====== Texto extraído
El avance de los delitos en el interior provincial volvió a encender alertas sobre la seguridad rural en Catamarca. En el marco de un procedimiento ordenado por la Justicia penal en el departamento Capayán, efectivos de distintas dependencias policiales allanaron una vivienda en la localidad de La Brea, donde lograron incautar un arma de fuego larga y cartuchos que quedaron bajo custodia judicial.
La medida fue dictada por el Juzgado de Control de Garantías N°1 a partir de un requerimiento de la Fiscalía de Instrucción del Distrito Sur. En el domicilio intervinieron numerarios de la Subcomisaría de San Martín con apoyo de la División Abigeato y de la Comisaría de Chumbicha, logrando el secuestro de una escopeta calibre 16 y cuatro cartuchos intactos del mismo calibre.
============
## Tarea asignada
Continúa la nota sobre el allanamiento en La Brea desde el punto en que termina. Los registros no tienen ningún papel en esto.
====== Material de consulta
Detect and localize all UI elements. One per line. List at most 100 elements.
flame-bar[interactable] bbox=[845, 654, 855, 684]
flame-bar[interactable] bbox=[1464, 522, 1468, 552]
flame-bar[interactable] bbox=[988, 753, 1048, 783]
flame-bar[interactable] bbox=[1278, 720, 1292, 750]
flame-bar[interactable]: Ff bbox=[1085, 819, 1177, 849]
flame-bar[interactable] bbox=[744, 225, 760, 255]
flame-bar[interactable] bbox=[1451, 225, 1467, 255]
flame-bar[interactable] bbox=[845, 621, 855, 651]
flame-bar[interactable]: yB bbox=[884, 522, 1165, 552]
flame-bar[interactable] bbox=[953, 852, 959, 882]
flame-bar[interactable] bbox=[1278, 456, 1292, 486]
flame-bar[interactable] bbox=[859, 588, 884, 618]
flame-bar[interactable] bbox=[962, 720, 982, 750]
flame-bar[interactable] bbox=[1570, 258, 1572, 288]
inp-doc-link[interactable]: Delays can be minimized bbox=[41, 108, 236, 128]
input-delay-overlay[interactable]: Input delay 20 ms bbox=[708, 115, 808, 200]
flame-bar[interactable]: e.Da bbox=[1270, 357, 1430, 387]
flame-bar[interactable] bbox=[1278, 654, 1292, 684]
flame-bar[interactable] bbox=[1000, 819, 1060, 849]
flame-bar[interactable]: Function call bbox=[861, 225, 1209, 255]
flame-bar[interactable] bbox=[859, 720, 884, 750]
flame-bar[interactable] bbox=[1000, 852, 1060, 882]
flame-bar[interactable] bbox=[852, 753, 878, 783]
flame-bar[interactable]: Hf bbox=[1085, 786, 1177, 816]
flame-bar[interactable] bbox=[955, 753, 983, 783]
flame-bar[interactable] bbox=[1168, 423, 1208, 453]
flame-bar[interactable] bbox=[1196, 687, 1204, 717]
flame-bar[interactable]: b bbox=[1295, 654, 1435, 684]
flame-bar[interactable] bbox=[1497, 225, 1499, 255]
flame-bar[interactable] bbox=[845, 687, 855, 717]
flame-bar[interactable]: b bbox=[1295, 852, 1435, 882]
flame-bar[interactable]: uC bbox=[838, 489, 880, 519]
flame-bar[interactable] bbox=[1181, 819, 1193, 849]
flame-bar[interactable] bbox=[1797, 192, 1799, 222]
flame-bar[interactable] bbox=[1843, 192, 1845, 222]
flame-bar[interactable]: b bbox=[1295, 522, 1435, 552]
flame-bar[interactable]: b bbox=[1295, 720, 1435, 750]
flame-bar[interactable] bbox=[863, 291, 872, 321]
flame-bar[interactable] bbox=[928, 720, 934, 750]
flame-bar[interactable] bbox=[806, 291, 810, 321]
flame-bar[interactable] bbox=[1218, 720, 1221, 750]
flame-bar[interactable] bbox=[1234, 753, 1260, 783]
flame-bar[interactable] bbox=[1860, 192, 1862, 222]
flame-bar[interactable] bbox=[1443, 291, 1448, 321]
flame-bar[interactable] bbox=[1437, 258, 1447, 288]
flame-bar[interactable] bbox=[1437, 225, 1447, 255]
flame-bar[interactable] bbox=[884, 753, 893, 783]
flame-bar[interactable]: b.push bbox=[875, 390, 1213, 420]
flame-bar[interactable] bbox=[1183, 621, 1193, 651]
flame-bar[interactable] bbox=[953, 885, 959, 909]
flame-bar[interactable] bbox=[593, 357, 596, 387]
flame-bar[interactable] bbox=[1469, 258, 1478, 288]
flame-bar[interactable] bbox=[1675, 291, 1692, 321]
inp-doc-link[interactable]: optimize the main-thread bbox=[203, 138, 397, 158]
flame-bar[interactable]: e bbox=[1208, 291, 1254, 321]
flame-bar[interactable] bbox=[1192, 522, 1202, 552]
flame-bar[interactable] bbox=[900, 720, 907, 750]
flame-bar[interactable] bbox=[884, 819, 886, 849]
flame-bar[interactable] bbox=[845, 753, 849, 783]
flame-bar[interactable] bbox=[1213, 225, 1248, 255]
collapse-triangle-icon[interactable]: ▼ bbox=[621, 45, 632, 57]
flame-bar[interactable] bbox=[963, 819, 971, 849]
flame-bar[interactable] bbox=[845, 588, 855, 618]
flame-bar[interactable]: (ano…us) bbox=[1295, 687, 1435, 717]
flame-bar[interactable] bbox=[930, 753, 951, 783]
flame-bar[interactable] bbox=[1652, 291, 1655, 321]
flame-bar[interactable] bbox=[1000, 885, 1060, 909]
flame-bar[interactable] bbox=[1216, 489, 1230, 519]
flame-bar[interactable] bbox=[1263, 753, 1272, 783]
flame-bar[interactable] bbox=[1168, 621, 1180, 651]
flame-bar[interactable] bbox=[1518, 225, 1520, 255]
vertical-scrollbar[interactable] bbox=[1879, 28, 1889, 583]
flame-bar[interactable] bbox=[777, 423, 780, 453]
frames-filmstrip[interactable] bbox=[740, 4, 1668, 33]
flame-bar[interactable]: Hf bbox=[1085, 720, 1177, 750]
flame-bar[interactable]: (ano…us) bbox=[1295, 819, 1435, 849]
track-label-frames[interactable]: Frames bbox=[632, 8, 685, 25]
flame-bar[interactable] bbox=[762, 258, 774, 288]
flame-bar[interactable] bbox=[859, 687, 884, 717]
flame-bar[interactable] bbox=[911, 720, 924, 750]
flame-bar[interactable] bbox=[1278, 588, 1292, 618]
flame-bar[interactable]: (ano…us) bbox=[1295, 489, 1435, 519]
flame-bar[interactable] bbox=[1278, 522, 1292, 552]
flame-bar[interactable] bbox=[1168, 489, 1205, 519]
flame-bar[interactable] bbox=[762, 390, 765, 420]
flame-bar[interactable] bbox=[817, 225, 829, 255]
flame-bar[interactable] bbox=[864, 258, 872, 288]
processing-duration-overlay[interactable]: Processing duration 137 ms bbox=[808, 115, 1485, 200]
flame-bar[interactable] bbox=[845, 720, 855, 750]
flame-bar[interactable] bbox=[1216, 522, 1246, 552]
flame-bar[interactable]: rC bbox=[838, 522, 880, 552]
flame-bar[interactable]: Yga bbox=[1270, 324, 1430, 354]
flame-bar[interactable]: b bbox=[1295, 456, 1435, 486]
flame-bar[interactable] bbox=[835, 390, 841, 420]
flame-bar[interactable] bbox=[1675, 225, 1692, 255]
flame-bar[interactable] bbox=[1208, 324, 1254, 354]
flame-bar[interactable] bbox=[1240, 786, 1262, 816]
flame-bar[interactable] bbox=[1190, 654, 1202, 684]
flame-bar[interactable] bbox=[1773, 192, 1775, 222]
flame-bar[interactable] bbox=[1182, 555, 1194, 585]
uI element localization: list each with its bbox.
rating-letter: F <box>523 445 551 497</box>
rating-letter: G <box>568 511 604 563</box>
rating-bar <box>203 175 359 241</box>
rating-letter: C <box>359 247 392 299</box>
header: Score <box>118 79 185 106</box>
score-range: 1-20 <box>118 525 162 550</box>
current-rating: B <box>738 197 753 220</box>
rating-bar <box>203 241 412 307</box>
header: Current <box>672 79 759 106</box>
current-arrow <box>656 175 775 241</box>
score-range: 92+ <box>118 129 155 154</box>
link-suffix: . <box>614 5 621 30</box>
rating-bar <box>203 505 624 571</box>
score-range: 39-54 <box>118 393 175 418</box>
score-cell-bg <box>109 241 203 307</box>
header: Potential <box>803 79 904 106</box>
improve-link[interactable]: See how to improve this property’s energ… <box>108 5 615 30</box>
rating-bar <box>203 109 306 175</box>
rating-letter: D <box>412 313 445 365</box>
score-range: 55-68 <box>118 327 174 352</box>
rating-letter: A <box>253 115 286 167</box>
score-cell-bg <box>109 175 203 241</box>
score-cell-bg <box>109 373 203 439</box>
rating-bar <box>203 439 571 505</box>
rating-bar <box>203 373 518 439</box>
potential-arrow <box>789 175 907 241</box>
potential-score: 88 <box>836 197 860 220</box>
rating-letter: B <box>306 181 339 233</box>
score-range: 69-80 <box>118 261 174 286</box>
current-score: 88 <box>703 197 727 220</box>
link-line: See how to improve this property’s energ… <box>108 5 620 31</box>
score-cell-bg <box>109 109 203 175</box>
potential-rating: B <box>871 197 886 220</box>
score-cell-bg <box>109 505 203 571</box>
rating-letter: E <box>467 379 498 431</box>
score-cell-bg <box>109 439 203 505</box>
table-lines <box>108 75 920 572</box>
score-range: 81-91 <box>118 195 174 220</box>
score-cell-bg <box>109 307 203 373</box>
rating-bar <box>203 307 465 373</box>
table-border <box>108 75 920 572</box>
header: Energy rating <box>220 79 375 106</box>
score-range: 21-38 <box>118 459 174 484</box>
============
## Espacio de respuesta
La intervención conjunta de brigadas especializadas refleja la complejidad del cuadro delictivo que enfrentan los poblados del interior. Habitantes y productores de la zona vienen manifestando su inquietud por la circulación de personas armadas y la falta de resguardo en caminos vecinales, situaciones que generan zozobra en parajes donde el auxilio policial demora horas en llegar.
Aunque el operativo permitió retirar el arma de circulación, el episodio deja al descubierto las fallas en la prevención que padecen las localidades alejadas del área metropolitana. La actuación estatal se activó únicamente por vía judicial tras denuncias previas, evidenciando la carencia de controles preventivos en accesos clave y rutas secundarias.
Desamparo en los parajes del interior, comisarías sin móviles y reclamos al Ejecutivo
La situación que atraviesan los distritos del departamento Capayán interpela directamente las políticas del Ministerio de Seguridad y del gobierno de Raúl Jalil. Vecinos de la zona reclaman que los destacamentos policiales no disponen de recursos operativos suficientes, combustible ni personal necesario para mantener guardias activas y recorridos nocturnos en sectores vulnerables.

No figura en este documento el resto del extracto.